SHORT PROBLEM: Take from the listing each line that has the string "головного".
— START OF INFORMATION SHOWN —
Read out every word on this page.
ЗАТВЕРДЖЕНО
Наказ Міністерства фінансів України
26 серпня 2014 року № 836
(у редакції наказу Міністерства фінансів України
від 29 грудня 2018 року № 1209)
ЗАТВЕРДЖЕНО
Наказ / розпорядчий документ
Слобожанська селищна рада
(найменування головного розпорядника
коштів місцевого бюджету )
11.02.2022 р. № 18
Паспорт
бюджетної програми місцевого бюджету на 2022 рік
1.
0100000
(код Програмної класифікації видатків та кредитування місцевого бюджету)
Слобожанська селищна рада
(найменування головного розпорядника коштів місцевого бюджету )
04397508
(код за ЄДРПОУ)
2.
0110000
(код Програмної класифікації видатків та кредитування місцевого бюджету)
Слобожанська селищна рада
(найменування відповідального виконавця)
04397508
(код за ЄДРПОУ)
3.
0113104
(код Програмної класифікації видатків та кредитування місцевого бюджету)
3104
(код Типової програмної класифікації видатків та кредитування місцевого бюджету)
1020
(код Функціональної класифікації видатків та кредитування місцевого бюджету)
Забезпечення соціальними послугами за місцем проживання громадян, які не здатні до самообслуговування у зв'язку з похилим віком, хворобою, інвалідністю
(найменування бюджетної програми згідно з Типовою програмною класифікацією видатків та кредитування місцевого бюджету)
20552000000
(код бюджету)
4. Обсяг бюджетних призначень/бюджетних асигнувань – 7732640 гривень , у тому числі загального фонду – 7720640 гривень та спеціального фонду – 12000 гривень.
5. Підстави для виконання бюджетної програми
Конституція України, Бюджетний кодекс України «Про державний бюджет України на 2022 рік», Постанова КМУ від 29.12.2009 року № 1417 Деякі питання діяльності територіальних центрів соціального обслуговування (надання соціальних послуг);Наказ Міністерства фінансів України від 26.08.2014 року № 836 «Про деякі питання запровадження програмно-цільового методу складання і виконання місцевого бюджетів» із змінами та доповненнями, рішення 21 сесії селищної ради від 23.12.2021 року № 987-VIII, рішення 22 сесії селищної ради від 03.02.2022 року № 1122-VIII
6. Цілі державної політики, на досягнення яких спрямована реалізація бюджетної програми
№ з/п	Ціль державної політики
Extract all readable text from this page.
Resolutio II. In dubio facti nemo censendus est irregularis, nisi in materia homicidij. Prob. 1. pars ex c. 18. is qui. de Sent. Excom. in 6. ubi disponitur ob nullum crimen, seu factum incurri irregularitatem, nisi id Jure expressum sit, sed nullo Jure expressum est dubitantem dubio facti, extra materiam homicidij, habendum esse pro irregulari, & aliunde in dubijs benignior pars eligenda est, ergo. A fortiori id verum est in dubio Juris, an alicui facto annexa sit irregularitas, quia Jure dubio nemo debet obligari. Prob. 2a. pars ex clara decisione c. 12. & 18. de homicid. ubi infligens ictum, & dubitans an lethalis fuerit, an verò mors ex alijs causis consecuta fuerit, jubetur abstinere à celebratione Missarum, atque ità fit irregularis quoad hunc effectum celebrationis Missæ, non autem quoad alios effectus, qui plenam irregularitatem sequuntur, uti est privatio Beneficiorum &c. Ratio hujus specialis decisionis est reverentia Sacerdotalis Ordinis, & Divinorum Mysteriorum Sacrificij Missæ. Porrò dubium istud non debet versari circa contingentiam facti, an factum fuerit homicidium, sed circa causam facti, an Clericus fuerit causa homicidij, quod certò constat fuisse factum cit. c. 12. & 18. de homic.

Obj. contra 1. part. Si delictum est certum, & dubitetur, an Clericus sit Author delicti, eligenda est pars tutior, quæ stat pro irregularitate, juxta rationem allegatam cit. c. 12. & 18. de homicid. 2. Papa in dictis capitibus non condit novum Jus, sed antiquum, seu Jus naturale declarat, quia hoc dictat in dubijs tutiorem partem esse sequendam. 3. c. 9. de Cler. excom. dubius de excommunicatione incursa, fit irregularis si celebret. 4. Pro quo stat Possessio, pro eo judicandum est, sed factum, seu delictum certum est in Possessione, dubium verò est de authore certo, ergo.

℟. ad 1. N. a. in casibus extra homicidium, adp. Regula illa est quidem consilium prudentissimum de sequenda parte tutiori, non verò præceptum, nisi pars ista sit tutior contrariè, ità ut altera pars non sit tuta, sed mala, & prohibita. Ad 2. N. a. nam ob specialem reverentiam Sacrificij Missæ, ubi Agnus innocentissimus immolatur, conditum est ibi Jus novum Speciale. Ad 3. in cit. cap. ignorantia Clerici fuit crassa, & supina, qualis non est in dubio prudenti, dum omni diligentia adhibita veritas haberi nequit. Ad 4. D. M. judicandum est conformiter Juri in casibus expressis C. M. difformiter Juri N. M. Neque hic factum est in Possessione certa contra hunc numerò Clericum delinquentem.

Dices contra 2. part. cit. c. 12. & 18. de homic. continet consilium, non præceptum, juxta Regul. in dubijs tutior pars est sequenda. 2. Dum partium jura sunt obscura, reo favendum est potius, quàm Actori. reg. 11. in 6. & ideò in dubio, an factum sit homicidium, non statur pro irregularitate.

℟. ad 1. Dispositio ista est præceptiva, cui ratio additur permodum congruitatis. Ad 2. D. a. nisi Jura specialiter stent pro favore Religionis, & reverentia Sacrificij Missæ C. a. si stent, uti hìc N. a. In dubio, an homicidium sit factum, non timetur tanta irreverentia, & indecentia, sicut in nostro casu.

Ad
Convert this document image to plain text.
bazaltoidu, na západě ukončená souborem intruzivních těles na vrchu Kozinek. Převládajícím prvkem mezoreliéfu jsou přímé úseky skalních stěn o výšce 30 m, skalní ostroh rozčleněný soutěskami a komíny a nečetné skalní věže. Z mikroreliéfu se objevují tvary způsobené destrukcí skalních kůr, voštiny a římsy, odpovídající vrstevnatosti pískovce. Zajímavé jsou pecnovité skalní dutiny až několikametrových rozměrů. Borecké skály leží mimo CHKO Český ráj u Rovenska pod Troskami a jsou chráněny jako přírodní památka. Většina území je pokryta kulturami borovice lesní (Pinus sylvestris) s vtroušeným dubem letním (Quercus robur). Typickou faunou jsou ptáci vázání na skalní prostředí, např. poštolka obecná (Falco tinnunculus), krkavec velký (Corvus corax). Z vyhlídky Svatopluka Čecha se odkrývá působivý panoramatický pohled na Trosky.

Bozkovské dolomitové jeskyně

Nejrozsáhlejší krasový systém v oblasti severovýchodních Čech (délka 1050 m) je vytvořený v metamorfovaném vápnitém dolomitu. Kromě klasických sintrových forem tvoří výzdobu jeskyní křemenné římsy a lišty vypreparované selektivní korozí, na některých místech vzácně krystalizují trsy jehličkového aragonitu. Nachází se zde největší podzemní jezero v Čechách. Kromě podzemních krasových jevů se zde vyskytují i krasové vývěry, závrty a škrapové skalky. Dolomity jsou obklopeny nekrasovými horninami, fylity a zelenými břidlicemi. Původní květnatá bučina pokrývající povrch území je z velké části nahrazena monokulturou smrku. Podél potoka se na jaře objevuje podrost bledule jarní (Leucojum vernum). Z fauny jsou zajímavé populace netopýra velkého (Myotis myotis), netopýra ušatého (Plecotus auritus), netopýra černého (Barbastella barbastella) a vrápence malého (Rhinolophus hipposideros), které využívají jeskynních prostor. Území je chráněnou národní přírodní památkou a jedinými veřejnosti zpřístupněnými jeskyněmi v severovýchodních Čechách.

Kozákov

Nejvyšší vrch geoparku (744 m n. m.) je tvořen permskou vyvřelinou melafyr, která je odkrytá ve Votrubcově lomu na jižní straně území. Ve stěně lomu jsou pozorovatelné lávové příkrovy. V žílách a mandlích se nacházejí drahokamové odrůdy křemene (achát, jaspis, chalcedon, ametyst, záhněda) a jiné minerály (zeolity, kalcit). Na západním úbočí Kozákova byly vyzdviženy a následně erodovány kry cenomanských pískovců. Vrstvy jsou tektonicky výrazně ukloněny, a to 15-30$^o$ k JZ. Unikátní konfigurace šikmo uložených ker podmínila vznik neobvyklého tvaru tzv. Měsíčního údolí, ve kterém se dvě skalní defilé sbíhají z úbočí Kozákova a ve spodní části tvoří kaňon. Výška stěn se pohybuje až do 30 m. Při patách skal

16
— END OF INFORMATION SHOWN —
FULL RESPONSE:
(найменування головного розпорядника
(найменування головного розпорядника коштів місцевого бюджету )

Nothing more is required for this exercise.